[Bounding box entries]
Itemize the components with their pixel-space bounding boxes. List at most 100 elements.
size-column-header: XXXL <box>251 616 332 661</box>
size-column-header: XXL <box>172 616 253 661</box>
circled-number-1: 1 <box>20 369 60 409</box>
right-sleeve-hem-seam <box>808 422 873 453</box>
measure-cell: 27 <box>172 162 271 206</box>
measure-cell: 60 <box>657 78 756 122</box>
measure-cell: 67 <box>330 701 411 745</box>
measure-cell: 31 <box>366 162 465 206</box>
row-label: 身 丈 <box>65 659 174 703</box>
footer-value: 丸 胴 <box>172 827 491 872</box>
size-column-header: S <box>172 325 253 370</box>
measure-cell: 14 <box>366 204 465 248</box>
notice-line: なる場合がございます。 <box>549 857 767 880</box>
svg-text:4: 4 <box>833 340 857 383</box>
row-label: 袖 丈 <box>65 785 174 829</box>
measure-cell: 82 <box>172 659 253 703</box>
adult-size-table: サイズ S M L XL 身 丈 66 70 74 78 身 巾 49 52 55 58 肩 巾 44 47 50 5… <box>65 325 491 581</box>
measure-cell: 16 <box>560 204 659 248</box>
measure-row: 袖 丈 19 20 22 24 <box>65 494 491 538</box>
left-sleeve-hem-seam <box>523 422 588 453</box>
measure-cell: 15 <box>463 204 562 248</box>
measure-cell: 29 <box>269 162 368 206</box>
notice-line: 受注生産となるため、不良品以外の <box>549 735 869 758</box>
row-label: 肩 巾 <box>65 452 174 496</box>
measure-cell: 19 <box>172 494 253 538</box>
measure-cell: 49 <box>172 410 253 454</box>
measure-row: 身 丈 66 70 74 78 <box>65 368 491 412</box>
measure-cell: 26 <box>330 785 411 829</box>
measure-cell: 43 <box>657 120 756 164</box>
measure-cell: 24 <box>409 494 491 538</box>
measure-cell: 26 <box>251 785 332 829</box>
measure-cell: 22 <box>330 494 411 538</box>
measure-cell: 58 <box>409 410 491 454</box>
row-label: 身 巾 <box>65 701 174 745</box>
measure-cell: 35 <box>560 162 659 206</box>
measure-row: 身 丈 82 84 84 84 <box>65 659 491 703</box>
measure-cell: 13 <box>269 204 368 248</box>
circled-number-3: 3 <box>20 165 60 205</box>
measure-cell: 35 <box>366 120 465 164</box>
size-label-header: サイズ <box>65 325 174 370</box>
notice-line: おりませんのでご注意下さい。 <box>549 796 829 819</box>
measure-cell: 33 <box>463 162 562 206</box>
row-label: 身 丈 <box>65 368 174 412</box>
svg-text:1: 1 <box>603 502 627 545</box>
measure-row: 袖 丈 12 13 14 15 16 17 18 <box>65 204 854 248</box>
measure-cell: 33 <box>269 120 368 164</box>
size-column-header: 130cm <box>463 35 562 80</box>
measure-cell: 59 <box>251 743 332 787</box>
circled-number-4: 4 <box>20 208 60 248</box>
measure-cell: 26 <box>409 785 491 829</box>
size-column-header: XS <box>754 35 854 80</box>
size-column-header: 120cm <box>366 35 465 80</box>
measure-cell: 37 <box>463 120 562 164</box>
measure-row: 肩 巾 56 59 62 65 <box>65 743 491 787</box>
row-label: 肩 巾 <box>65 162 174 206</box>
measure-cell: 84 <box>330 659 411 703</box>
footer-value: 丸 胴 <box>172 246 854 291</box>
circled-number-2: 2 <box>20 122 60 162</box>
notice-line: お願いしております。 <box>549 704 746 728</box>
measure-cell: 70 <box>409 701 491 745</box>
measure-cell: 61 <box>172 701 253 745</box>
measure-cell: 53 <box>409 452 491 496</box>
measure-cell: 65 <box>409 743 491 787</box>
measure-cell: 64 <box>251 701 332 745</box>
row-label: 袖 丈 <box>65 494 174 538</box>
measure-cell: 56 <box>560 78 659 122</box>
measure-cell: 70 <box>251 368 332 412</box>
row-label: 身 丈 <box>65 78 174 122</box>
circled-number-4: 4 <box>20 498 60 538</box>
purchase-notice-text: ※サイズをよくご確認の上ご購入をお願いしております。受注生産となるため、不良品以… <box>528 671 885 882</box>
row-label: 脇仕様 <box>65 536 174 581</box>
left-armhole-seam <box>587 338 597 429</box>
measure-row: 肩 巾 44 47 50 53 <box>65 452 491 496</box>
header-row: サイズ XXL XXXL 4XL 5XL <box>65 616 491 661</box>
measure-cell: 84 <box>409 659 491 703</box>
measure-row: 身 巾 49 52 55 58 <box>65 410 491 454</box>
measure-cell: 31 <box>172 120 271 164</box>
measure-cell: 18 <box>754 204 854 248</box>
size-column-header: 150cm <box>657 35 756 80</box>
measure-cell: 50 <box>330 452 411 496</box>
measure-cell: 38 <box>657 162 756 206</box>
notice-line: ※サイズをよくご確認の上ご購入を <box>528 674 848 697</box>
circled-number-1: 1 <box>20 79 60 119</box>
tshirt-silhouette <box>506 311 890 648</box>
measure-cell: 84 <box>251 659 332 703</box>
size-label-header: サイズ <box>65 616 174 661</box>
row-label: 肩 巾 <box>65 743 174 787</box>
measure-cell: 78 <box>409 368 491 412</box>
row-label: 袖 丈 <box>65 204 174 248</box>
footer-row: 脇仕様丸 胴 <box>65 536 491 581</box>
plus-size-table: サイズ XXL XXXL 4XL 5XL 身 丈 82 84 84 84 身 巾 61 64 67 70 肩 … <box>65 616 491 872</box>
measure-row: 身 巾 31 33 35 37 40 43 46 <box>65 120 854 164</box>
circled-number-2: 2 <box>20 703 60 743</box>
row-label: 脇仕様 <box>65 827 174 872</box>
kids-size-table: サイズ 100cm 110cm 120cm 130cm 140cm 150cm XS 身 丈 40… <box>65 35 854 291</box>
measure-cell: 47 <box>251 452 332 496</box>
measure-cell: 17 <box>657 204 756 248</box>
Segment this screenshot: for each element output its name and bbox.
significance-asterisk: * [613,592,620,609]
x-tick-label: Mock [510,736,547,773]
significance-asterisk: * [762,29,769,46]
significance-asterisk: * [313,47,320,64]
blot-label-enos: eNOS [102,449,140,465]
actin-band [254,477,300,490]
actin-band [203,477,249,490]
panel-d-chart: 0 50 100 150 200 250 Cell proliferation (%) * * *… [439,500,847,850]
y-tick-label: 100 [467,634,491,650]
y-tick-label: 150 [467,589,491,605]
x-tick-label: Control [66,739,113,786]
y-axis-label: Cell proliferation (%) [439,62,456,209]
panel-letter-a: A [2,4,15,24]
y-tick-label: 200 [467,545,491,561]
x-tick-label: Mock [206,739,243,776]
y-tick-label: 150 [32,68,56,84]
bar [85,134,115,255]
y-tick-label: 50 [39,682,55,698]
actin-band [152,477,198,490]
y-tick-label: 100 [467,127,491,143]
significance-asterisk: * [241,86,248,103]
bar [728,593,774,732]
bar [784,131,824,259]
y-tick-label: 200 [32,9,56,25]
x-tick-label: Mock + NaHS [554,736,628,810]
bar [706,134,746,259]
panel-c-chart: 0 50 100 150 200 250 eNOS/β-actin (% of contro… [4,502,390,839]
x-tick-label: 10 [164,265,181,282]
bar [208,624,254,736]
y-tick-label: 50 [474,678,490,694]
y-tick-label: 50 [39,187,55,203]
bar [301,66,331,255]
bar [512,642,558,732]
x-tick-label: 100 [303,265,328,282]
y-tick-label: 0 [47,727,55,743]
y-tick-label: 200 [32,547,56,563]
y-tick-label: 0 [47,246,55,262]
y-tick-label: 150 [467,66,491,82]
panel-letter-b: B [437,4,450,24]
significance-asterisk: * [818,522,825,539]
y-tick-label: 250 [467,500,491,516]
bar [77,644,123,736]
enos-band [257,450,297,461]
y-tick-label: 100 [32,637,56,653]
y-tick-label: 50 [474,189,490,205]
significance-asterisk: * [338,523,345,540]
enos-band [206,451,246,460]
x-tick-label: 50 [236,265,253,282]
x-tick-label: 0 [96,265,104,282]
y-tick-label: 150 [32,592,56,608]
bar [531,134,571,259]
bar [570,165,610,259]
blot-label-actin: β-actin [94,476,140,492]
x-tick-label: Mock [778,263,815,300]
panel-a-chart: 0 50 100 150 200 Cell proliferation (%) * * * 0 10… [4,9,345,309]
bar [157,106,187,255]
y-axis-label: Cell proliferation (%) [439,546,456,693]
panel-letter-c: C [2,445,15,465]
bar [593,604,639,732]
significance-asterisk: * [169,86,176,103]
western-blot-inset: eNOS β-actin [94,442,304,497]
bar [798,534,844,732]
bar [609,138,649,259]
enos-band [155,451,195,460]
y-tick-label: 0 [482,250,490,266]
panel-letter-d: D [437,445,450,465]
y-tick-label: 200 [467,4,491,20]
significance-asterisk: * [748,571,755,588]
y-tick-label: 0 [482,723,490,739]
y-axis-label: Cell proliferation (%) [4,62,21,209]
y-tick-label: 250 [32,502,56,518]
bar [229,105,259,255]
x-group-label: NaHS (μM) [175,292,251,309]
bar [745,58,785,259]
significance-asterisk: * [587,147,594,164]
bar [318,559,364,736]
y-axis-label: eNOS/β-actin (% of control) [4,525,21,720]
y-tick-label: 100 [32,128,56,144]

Exercise task: Put the rows from the first one through the one containing "notice-line: 受注生産となるため、不良品以外の <box>549", both included, into a Markdown table with the columns No. and Entry, leaving out blank lines.

Complete response:
| No. | Entry |
|---|---|
| 1 | Itemize the components with their pixel-space bounding boxes. List at most 100 elements. |
| 2 | size-column-header: XXXL <box>251 616 332 661</box> |
| 3 | size-column-header: XXL <box>172 616 253 661</box> |
| 4 | circled-number-1: 1 <box>20 369 60 409</box> |
| 5 | right-sleeve-hem-seam <box>808 422 873 453</box> |
| 6 | measure-cell: 27 <box>172 162 271 206</box> |
| 7 | measure-cell: 60 <box>657 78 756 122</box> |
| 8 | measure-cell: 67 <box>330 701 411 745</box> |
| 9 | measure-cell: 31 <box>366 162 465 206</box> |
| 10 | row-label: 身 丈 <box>65 659 174 703</box> |
| 11 | footer-value: 丸 胴 <box>172 827 491 872</box> |
| 12 | size-column-header: S <box>172 325 253 370</box> |
| 13 | measure-cell: 14 <box>366 204 465 248</box> |
| 14 | notice-line: なる場合がございます。 <box>549 857 767 880</box> |
| 15 | svg-text:4: 4 <box>833 340 857 383</box> |
| 16 | row-label: 袖 丈 <box>65 785 174 829</box> |
| 17 | measure-cell: 82 <box>172 659 253 703</box> |
| 18 | adult-size-table: サイズ S M L XL 身 丈 66 70 74 78 身 巾 49 52 55 58 肩 巾 44 47 50 5… <box>65 325 491 581</box> |
| 19 | measure-cell: 16 <box>560 204 659 248</box> |
| 20 | measure-row: 袖 丈 19 20 22 24 <box>65 494 491 538</box> |
| 21 | left-sleeve-hem-seam <box>523 422 588 453</box> |
| 22 | measure-cell: 15 <box>463 204 562 248</box> |
| 23 | measure-cell: 29 <box>269 162 368 206</box> |
| 24 | notice-line: 受注生産となるため、不良品以外の <box>549 735 869 758</box> |